TASK: How many lines hold the string "Electricity"? Reply with the number alone.

PROVIDED DATA:
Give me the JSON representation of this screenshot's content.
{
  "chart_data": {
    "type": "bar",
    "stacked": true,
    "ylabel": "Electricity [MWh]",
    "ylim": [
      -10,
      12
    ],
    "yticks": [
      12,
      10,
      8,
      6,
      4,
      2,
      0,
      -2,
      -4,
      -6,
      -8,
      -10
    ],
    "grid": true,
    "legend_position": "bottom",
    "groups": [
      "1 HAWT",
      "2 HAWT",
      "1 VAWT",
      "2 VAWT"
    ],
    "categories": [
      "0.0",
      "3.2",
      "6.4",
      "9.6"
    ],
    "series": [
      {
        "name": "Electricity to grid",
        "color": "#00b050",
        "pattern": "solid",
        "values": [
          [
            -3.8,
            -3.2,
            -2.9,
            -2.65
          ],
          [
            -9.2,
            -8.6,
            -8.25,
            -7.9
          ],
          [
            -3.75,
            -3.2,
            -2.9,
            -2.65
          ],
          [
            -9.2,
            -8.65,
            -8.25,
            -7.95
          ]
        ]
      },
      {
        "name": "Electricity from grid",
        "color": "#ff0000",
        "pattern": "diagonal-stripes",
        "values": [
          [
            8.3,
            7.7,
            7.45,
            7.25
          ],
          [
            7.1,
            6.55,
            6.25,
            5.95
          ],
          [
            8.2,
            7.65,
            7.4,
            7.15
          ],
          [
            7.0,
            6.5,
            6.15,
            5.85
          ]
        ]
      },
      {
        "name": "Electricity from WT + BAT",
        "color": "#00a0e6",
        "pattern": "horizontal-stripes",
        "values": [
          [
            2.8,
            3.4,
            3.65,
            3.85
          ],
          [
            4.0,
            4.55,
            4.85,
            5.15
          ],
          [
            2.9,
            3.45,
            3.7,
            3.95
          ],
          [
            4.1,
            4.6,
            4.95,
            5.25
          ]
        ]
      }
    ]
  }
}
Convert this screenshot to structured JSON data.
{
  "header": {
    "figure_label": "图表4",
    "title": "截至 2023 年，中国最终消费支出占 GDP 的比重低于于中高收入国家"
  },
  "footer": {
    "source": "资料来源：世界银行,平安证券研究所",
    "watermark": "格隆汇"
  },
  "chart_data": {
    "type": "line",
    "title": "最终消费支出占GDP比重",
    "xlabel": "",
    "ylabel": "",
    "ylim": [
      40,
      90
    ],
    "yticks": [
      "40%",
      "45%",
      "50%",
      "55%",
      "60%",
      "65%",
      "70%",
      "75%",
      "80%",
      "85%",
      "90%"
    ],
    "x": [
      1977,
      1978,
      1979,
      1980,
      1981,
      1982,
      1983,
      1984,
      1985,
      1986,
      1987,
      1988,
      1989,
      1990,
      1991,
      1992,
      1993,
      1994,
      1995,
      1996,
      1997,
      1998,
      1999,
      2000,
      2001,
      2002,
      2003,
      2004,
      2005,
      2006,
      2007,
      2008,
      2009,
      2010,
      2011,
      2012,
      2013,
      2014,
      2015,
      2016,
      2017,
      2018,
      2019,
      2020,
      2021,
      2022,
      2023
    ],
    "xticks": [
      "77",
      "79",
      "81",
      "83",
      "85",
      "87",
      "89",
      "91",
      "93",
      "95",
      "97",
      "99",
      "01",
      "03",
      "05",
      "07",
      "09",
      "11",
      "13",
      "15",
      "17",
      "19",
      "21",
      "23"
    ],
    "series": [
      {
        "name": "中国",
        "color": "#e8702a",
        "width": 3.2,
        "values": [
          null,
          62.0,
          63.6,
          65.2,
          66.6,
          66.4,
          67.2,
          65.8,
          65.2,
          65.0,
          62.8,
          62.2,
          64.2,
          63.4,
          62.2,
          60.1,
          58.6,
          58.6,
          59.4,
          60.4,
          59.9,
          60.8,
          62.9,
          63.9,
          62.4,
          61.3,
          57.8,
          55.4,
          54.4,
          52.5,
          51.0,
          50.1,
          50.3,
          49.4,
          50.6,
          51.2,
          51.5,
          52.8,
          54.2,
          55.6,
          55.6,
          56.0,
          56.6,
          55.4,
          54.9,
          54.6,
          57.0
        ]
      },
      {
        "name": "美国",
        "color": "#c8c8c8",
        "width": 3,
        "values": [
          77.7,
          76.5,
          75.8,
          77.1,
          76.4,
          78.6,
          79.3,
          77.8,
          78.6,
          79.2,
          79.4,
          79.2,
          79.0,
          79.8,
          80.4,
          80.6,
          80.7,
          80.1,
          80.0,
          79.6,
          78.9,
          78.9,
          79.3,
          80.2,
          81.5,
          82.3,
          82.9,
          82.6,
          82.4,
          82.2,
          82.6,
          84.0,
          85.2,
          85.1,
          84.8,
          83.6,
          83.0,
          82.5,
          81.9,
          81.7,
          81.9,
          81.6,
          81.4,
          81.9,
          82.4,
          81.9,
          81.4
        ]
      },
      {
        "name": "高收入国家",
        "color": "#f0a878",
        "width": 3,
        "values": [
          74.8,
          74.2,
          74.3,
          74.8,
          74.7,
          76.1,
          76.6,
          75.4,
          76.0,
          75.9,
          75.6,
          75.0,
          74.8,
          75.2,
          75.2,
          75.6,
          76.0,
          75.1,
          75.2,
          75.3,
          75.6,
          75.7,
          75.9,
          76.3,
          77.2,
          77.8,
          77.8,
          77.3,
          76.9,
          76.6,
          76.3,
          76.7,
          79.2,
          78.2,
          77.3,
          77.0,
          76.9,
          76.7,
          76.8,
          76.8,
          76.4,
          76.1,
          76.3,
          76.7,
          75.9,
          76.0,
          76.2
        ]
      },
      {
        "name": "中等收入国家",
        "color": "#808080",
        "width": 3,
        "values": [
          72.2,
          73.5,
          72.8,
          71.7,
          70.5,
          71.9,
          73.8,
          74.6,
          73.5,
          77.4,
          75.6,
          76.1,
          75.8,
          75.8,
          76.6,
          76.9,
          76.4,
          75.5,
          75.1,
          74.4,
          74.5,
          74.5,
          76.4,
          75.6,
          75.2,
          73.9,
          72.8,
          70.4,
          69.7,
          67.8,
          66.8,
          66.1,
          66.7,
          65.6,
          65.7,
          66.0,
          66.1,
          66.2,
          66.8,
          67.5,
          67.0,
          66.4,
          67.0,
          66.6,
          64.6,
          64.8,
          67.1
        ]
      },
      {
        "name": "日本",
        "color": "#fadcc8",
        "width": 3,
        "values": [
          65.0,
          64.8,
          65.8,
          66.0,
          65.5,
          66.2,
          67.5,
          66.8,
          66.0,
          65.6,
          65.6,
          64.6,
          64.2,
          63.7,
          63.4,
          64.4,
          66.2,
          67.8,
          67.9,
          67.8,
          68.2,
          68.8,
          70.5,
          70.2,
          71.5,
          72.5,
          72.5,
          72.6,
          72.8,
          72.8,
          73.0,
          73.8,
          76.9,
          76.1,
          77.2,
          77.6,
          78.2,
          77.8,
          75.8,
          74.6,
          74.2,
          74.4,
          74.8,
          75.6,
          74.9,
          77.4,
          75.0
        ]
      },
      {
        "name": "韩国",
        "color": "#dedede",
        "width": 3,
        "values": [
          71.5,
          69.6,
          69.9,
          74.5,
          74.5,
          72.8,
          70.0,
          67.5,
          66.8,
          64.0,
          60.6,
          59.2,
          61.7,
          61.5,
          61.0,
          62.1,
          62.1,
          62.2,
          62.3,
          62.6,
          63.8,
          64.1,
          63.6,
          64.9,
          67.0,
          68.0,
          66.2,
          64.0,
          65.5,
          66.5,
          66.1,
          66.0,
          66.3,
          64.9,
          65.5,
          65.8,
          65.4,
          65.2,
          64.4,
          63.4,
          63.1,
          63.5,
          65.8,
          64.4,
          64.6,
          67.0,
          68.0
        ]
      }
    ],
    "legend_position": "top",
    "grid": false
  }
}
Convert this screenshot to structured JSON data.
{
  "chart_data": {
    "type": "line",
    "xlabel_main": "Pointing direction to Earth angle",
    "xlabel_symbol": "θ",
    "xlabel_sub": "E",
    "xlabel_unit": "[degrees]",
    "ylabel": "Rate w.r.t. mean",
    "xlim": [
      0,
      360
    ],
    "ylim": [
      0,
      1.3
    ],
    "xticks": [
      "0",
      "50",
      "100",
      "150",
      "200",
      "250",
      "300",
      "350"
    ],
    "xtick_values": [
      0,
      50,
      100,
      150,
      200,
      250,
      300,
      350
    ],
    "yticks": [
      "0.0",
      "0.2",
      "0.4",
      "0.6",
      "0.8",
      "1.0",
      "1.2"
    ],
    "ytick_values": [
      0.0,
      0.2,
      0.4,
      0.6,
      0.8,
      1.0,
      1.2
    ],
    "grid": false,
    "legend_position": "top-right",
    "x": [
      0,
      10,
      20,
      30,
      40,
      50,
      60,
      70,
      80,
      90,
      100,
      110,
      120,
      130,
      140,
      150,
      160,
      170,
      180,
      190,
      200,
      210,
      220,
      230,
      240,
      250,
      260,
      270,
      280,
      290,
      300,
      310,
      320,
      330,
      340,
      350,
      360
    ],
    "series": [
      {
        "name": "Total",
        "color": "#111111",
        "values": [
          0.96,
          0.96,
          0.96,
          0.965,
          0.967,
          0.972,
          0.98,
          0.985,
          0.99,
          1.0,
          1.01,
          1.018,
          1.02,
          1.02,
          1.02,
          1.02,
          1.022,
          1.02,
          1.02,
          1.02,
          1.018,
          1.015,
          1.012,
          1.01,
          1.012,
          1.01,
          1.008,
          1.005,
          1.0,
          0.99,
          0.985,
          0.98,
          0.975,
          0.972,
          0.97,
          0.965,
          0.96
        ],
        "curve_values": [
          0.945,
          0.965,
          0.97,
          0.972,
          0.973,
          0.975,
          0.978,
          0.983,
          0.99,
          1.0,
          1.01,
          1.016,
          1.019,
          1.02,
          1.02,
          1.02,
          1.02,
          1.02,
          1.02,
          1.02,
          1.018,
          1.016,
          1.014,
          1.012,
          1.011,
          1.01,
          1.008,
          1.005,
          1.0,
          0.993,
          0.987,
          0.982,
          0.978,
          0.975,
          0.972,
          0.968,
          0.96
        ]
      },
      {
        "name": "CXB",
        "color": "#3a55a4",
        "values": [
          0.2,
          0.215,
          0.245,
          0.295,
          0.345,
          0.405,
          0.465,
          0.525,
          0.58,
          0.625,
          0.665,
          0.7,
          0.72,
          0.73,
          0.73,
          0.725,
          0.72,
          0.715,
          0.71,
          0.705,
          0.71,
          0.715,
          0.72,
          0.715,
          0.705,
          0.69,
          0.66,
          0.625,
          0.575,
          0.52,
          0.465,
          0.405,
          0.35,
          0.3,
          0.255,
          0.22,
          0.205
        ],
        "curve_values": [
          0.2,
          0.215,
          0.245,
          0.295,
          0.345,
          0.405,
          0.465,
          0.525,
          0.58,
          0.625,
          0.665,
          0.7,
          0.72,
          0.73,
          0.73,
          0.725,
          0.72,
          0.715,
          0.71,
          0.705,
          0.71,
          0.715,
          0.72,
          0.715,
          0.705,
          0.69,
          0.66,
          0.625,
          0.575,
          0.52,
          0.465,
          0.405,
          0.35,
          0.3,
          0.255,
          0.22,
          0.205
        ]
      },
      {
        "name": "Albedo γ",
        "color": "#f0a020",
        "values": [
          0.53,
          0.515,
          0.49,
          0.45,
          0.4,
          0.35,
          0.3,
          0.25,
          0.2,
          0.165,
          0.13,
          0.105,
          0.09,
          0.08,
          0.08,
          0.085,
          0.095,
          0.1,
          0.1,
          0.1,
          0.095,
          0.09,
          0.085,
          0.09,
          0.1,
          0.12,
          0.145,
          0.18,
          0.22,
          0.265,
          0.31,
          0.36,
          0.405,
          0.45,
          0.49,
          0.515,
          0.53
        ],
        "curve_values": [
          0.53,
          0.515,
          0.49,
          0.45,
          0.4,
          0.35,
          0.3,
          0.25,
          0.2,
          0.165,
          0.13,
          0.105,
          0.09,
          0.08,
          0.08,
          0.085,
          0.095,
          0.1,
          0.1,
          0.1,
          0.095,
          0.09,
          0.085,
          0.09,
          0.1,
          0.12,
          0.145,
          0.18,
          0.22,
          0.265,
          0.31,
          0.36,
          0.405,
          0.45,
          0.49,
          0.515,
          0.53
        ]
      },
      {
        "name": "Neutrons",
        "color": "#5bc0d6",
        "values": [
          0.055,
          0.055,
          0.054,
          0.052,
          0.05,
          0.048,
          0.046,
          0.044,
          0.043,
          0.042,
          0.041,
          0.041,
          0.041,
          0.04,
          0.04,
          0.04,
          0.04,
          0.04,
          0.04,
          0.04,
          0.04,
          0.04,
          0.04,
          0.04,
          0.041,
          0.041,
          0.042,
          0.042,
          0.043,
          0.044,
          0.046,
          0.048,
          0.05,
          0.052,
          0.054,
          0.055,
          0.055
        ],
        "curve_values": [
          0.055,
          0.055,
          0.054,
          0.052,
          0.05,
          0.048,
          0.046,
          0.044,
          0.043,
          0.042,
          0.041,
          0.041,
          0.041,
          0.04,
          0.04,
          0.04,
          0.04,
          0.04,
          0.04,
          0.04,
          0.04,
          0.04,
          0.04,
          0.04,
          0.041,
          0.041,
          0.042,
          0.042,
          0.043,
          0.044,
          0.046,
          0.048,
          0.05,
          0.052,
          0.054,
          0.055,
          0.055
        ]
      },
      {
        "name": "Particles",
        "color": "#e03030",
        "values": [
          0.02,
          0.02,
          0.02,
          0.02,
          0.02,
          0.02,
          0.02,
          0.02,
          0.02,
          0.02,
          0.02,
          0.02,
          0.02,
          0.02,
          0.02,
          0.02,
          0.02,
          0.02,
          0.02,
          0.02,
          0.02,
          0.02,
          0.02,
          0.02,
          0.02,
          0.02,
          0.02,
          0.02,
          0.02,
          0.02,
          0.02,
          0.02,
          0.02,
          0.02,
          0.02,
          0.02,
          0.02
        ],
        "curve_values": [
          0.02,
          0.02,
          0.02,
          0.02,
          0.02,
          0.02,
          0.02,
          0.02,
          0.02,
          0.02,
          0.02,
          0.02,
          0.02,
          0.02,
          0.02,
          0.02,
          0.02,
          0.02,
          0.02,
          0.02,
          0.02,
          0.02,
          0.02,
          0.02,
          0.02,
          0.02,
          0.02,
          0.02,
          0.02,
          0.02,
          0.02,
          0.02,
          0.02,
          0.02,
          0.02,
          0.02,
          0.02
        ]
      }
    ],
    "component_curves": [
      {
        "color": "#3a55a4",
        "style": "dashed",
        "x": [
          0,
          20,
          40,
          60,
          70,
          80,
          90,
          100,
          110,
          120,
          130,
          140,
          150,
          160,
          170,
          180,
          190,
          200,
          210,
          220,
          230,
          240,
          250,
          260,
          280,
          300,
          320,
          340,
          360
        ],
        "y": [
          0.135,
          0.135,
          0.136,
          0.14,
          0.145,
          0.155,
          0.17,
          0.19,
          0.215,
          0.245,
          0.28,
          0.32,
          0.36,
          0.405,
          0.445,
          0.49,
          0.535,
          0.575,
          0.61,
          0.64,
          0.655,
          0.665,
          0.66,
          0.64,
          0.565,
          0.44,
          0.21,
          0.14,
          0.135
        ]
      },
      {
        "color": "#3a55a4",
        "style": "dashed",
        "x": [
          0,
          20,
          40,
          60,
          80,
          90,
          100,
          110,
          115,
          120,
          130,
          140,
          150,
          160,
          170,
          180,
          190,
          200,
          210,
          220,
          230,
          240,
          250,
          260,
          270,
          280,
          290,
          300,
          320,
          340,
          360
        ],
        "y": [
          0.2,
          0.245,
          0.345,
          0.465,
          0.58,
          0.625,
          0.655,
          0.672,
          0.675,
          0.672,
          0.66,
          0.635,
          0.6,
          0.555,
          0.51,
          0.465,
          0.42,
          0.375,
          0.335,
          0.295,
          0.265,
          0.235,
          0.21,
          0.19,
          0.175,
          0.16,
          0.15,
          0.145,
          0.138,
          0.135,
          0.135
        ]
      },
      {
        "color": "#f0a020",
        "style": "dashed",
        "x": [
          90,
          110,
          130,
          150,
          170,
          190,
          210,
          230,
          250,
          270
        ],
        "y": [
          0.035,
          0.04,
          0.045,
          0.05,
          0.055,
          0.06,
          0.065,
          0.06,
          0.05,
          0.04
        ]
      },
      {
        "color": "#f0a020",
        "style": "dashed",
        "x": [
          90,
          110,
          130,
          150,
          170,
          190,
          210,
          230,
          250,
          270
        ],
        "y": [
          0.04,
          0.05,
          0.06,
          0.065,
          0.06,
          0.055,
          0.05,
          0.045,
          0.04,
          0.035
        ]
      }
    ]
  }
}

SOLUTION TO THIS TASK: 4